** Start Material for this exercise **
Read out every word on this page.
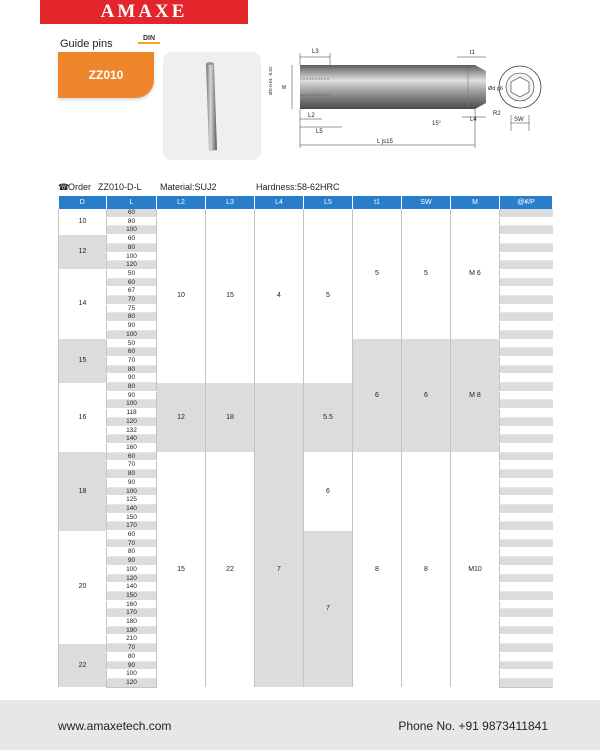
AMAXE
Guide pins	DIN
ZZ010
L3	t1
M
ØD-0.01 -0.02	Ød g6
L2
L5
L4
R2
SW
15°
L js15
☎
Order ZZ010-D-L Material:SUJ2	Hardness:58-62HRC
D	L	L2	L3	L4	L5	t1	SW	M	@¥/P
10	60	10	15	4	5	5	5	M 6	
	80								
	100								
12	60								
	80								
	100								
	120								
14	50								
	60								
	67								
	70								
	75								
	80								
	90								
	100								
15	50					6	6	M 8	
	60								
	70								
	80								
	90								
16	80	12	18		5.5				
	90								
	100								
	118								
	120								
	132								
	140								
	160								
18	60	15	22	7	6	8	8	M10	
	70								
	80								
	90								
	100								
	125								
	140								
	150								
	170								
20	60				7				
	70								
	80								
	90								
	100								
	120								
	140								
	150								
	160								
	170								
	180								
	190								
	210								
22	70								
	80								
	90								
	100								
	120								
www.amaxetech.com	Phone No. +91 9873411841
** End Material for this exercise **
▸ What is needed: Your task is to retype all the entries exactly and leave out any pictures.

▸ Result:
Read out every word on this page.
AMAXE
Guide pins	DIN
ZZ010
L3	t1
M
ØD-0.01 -0.02	Ød g6
L2
L5
L4
R2
SW
15°
L js15
☎
Order ZZ010-D-L Material:SUJ2	Hardness:58-62HRC
D	L	L2	L3	L4	L5	t1	SW	M	@¥/P
10	60	10	15	4	5	5	5	M 6	
	80								
	100								
12	60								
	80								
	100								
	120								
14	50								
	60								
	67								
	70								
	75								
	80								
	90								
	100								
15	50					6	6	M 8	
	60								
	70								
	80								
	90								
16	80	12	18		5.5				
	90								
	100								
	118								
	120								
	132								
	140								
	160								
18	60	15	22	7	6	8	8	M10	
	70								
	80								
	90								
	100								
	125								
	140								
	150								
	170								
20	60				7				
	70								
	80								
	90								
	100								
	120								
	140								
	150								
	160								
	170								
	180								
	190								
	210								
22	70								
	80								
	90								
	100								
	120								
www.amaxetech.com	Phone No. +91 9873411841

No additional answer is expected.